◆ Work instructions: Quote the entries in full, character for character, without their images.

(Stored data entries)
=-=-=-=-=

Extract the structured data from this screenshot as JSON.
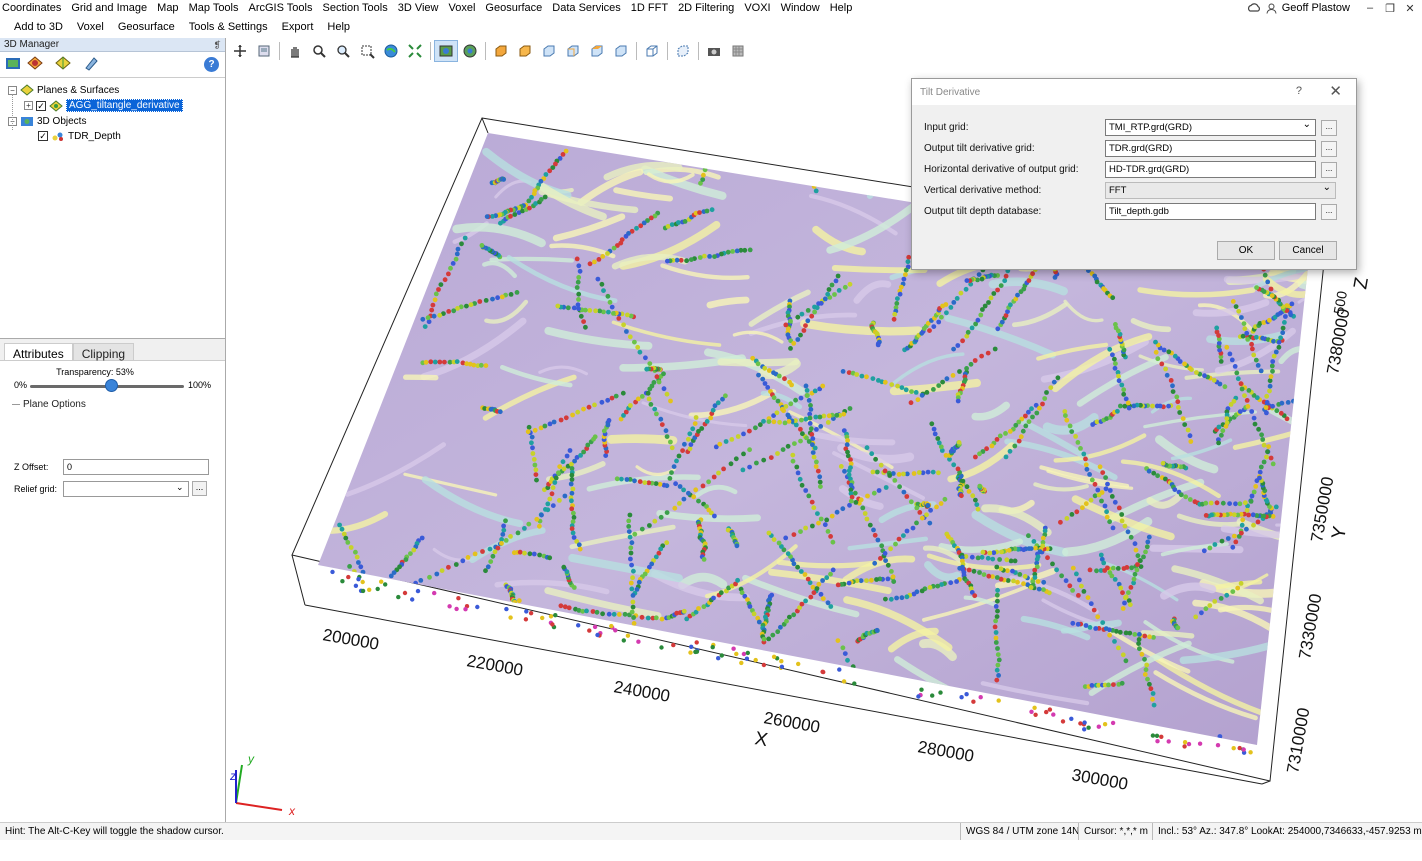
{
  "menu_top": [
    "Coordinates",
    "Grid and Image",
    "Map",
    "Map Tools",
    "ArcGIS Tools",
    "Section Tools",
    "3D View",
    "Voxel",
    "Geosurface",
    "Data Services",
    "1D FFT",
    "2D Filtering",
    "VOXI",
    "Window",
    "Help"
  ],
  "user": "Geoff Plastow",
  "menu_second": [
    "Add to 3D",
    "Voxel",
    "Geosurface",
    "Tools & Settings",
    "Export",
    "Help"
  ],
  "manager": {
    "title": "3D Manager",
    "pin": "❡"
  },
  "tree": {
    "planes_label": "Planes & Surfaces",
    "selected_item": "AGG_tiltangle_derivative",
    "objects_label": "3D Objects",
    "object_item": "TDR_Depth"
  },
  "attributes": {
    "tab_attributes": "Attributes",
    "tab_clipping": "Clipping",
    "transparency_label": "Transparency: 53%",
    "transparency_value": 0.53,
    "min_label": "0%",
    "max_label": "100%",
    "plane_options": "Plane Options",
    "z_offset_label": "Z Offset:",
    "z_offset_value": "0",
    "relief_label": "Relief grid:",
    "relief_value": ""
  },
  "dialog": {
    "title": "Tilt Derivative",
    "help": "?",
    "close": "✕",
    "fields": [
      {
        "label": "Input grid:",
        "value": "TMI_RTP.grd(GRD)",
        "dropdown": true,
        "browse": true
      },
      {
        "label": "Output tilt derivative grid:",
        "value": "TDR.grd(GRD)",
        "dropdown": false,
        "browse": true
      },
      {
        "label": "Horizontal derivative of output grid:",
        "value": "HD-TDR.grd(GRD)",
        "dropdown": false,
        "browse": true
      },
      {
        "label": "Vertical derivative method:",
        "value": "FFT",
        "dropdown": true,
        "browse": false
      },
      {
        "label": "Output tilt depth database:",
        "value": "Tilt_depth.gdb",
        "dropdown": false,
        "browse": true
      }
    ],
    "ok": "OK",
    "cancel": "Cancel"
  },
  "axes": {
    "x_label": "X",
    "y_label": "Y",
    "z_label": "Z",
    "x_ticks": [
      "200000",
      "220000",
      "240000",
      "260000",
      "280000",
      "300000"
    ],
    "y_ticks": [
      "7310000",
      "7330000",
      "7350000",
      "7380000"
    ],
    "z_tick": "500"
  },
  "status": {
    "hint": "Hint: The Alt-C-Key will toggle the shadow cursor.",
    "projection": "WGS 84 / UTM zone 14N",
    "cursor": "Cursor: *,*,* m",
    "view": "Incl.: 53° Az.: 347.8° LookAt: 254000,7346633,-457.9253 m"
  },
  "colors": {
    "selection": "#0a64d8",
    "accent": "#3a84d9"
  }
}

=-=-=-=-=

◆ Worked solution:
Extract the structured data from this screenshot as JSON.
{
  "menu_top": [
    "Coordinates",
    "Grid and Image",
    "Map",
    "Map Tools",
    "ArcGIS Tools",
    "Section Tools",
    "3D View",
    "Voxel",
    "Geosurface",
    "Data Services",
    "1D FFT",
    "2D Filtering",
    "VOXI",
    "Window",
    "Help"
  ],
  "user": "Geoff Plastow",
  "menu_second": [
    "Add to 3D",
    "Voxel",
    "Geosurface",
    "Tools & Settings",
    "Export",
    "Help"
  ],
  "manager": {
    "title": "3D Manager",
    "pin": "❡"
  },
  "tree": {
    "planes_label": "Planes & Surfaces",
    "selected_item": "AGG_tiltangle_derivative",
    "objects_label": "3D Objects",
    "object_item": "TDR_Depth"
  },
  "attributes": {
    "tab_attributes": "Attributes",
    "tab_clipping": "Clipping",
    "transparency_label": "Transparency: 53%",
    "transparency_value": 0.53,
    "min_label": "0%",
    "max_label": "100%",
    "plane_options": "Plane Options",
    "z_offset_label": "Z Offset:",
    "z_offset_value": "0",
    "relief_label": "Relief grid:",
    "relief_value": ""
  },
  "dialog": {
    "title": "Tilt Derivative",
    "help": "?",
    "close": "✕",
    "fields": [
      {
        "label": "Input grid:",
        "value": "TMI_RTP.grd(GRD)",
        "dropdown": true,
        "browse": true
      },
      {
        "label": "Output tilt derivative grid:",
        "value": "TDR.grd(GRD)",
        "dropdown": false,
        "browse": true
      },
      {
        "label": "Horizontal derivative of output grid:",
        "value": "HD-TDR.grd(GRD)",
        "dropdown": false,
        "browse": true
      },
      {
        "label": "Vertical derivative method:",
        "value": "FFT",
        "dropdown": true,
        "browse": false
      },
      {
        "label": "Output tilt depth database:",
        "value": "Tilt_depth.gdb",
        "dropdown": false,
        "browse": true
      }
    ],
    "ok": "OK",
    "cancel": "Cancel"
  },
  "axes": {
    "x_label": "X",
    "y_label": "Y",
    "z_label": "Z",
    "x_ticks": [
      "200000",
      "220000",
      "240000",
      "260000",
      "280000",
      "300000"
    ],
    "y_ticks": [
      "7310000",
      "7330000",
      "7350000",
      "7380000"
    ],
    "z_tick": "500"
  },
  "status": {
    "hint": "Hint: The Alt-C-Key will toggle the shadow cursor.",
    "projection": "WGS 84 / UTM zone 14N",
    "cursor": "Cursor: *,*,* m",
    "view": "Incl.: 53° Az.: 347.8° LookAt: 254000,7346633,-457.9253 m"
  },
  "colors": {
    "selection": "#0a64d8",
    "accent": "#3a84d9"
  }
}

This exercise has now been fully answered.